* BEGIN SOURCE EXCERPT *

Maybe it only seems like it’s coming apart at the seams.
No, it’s coming apart at the seams.
So why write tall tales?
Why do anything, but especially why write tall tales when the world, etc.?
Because this one particular tall tale I’m writing might be the one which saves the world, or at least makes a stitch that starts undoing the coming apart in one little shadow in one little corner of one little seam, or slows it, or distracts it, or makes it blink, or makes it think twice.
Because, as Flannery said, I’m good at it.
Because it’s fun.
Because somebody asked why.
Because it keeps me from coming apart at the seams.
Because it might keep somebody else from coming apart at the seams, if only for the length of the story or a sentence or an image or two words put together in an subtly outrageous way.
Because there might be an image or a line or a stitch of dialogue that will make somebody laugh or be glad they’re alive or look up and see differently or tell somebody they love them.
Because everybody dies.
Because ghosts may be at my shoulder waiting for the next chapter.
Because I woke up today.
Because if I don’t, my soul barks at every passer-by.

* END SOURCE EXCERPT *
* BEGIN DATASET RECORDS *

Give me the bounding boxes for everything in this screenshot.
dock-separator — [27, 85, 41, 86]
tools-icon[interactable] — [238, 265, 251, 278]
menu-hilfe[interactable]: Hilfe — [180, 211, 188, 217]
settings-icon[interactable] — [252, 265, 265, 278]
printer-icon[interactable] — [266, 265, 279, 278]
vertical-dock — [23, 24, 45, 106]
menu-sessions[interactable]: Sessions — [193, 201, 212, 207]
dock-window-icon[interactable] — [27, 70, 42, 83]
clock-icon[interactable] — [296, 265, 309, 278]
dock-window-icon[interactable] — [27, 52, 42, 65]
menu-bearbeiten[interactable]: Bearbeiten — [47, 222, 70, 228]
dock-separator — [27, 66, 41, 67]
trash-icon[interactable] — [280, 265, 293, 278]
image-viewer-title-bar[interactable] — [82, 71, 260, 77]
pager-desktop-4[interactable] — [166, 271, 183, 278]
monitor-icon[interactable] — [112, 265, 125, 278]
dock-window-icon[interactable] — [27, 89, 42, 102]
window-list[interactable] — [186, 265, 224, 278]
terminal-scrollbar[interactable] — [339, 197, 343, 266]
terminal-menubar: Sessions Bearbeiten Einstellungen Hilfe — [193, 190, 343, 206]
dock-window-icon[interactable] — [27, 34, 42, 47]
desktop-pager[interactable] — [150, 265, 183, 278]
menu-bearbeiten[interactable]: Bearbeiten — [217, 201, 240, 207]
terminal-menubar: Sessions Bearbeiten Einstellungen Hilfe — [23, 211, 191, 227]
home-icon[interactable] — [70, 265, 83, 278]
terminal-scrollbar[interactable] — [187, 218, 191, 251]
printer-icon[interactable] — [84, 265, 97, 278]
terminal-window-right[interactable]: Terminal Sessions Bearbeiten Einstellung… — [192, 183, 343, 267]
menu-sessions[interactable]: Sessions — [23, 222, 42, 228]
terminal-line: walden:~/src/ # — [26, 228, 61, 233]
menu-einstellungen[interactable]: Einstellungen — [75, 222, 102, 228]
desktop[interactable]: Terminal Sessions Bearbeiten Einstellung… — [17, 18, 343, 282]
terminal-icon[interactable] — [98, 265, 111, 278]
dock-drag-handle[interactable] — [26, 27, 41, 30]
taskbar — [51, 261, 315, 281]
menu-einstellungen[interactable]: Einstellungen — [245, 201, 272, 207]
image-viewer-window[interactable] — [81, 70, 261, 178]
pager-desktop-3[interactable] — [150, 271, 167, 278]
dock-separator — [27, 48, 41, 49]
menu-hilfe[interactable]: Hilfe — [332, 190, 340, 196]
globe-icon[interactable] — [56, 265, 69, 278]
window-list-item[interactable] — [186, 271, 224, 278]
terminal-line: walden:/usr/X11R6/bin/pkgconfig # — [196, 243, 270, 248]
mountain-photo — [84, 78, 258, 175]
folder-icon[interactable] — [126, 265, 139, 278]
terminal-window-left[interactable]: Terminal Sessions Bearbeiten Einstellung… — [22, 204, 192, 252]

* END DATASET RECORDS *

REQUIREMENTS:
[1] Render the sentence "Because I woke up today." from the passage on writing tall tales into Spanish.
[2] Please continue the passage on writing tall tales from its final line.
The records have no role in any of this work.

ANSWERS IN ORDER:
[1] Porque hoy me desperté.

[2]
Because I’m depicting in the story in some way the world’s coming apart at the seams and an option or two taken by a character or two which fosters sanity and hope and which might be contagious through the words and might lead to somebody going out of the house and into that strange world for the first time in a week or a month, because they don’t feel so all alone for a moment.
Because I have nothing better to do.
Because it feels good.
Because I want to.
Because I don’t want to.
Because I can’t.
Because it’s all I can do.
Because somebody said that writing tall tales when the world is coming apart at the seams is a pointless farce.
Because God nudged me by giving me the talent to.
Because all the tall-tale tellers who I ever read and loved did.
Because somebody said they enjoyed one I told once.
Because I’m better at it than praying.
Because it might delay the final coming apart long enough to allow somebody to act, or to reconsider acting, or to have an absurd thought of hope for hope’s sake.
Because it’s not there.
Because it’s meditation.
Because I wonder what’s going to happen.
Because I imagine it will help somebody or something somehow in some small good real human way, or animal.
Because there are animals.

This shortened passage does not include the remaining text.